··· ENTRIES SHOWN ···
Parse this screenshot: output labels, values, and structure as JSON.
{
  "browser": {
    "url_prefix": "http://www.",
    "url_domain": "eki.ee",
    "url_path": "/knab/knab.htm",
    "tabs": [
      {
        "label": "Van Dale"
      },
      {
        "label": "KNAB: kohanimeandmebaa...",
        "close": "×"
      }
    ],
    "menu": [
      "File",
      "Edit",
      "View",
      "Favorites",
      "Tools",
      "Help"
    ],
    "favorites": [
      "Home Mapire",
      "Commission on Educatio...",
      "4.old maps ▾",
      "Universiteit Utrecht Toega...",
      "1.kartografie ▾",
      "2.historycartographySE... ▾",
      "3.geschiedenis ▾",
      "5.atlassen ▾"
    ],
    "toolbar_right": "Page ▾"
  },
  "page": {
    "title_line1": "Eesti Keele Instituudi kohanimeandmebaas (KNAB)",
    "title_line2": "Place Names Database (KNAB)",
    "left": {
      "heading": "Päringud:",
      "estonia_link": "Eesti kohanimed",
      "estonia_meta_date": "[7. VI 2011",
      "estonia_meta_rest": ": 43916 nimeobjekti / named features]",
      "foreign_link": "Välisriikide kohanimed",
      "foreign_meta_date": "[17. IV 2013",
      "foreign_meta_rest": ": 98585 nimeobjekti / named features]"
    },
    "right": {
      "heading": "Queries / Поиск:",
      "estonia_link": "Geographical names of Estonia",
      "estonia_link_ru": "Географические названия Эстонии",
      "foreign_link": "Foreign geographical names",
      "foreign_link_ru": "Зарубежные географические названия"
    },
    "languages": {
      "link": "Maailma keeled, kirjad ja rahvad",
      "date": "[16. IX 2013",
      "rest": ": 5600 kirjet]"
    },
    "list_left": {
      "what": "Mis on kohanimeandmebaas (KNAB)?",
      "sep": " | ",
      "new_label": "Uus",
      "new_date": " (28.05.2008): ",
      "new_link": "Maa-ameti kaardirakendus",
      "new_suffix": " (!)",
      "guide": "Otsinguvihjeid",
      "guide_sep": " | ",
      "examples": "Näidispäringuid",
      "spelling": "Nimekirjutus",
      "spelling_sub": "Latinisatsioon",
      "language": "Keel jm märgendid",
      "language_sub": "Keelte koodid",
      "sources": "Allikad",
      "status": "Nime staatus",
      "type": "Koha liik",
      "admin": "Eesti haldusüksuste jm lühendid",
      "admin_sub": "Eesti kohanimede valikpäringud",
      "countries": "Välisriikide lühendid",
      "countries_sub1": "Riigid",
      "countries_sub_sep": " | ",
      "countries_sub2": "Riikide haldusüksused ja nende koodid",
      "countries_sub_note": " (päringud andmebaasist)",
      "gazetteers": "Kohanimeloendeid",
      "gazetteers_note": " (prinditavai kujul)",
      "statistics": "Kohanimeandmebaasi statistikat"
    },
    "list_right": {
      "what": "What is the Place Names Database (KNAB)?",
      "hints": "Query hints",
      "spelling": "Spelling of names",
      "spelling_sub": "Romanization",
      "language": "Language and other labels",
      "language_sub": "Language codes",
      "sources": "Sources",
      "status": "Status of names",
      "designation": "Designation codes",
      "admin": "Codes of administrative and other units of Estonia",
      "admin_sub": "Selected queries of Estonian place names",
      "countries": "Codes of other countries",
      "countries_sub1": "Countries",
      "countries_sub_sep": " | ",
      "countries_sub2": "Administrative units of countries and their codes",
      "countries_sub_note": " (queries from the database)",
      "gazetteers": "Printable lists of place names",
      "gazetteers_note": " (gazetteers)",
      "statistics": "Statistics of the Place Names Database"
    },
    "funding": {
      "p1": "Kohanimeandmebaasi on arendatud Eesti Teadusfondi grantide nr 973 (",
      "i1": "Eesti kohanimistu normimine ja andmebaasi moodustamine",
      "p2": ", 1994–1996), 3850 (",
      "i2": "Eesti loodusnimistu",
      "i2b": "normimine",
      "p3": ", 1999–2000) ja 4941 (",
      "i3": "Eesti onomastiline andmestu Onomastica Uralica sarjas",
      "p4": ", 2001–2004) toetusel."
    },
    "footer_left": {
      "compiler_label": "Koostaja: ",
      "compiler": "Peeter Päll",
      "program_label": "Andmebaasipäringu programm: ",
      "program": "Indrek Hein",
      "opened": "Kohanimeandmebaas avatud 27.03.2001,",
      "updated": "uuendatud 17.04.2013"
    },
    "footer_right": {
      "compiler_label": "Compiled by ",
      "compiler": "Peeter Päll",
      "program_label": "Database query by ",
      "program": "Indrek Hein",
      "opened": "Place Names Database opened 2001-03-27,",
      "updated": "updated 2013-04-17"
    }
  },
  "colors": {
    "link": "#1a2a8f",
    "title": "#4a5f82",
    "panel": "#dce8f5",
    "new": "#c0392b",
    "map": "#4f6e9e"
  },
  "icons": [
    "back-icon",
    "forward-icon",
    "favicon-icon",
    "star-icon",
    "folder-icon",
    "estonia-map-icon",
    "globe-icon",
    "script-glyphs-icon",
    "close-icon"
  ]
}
···
→ REQUEST
Look through the data and gather every line with the string "named" in it.

→ SOLUTION
      "estonia_meta_rest": ": 43916 nimeobjekti / named features]",
      "foreign_meta_rest": ": 98585 nimeobjekti / named features]"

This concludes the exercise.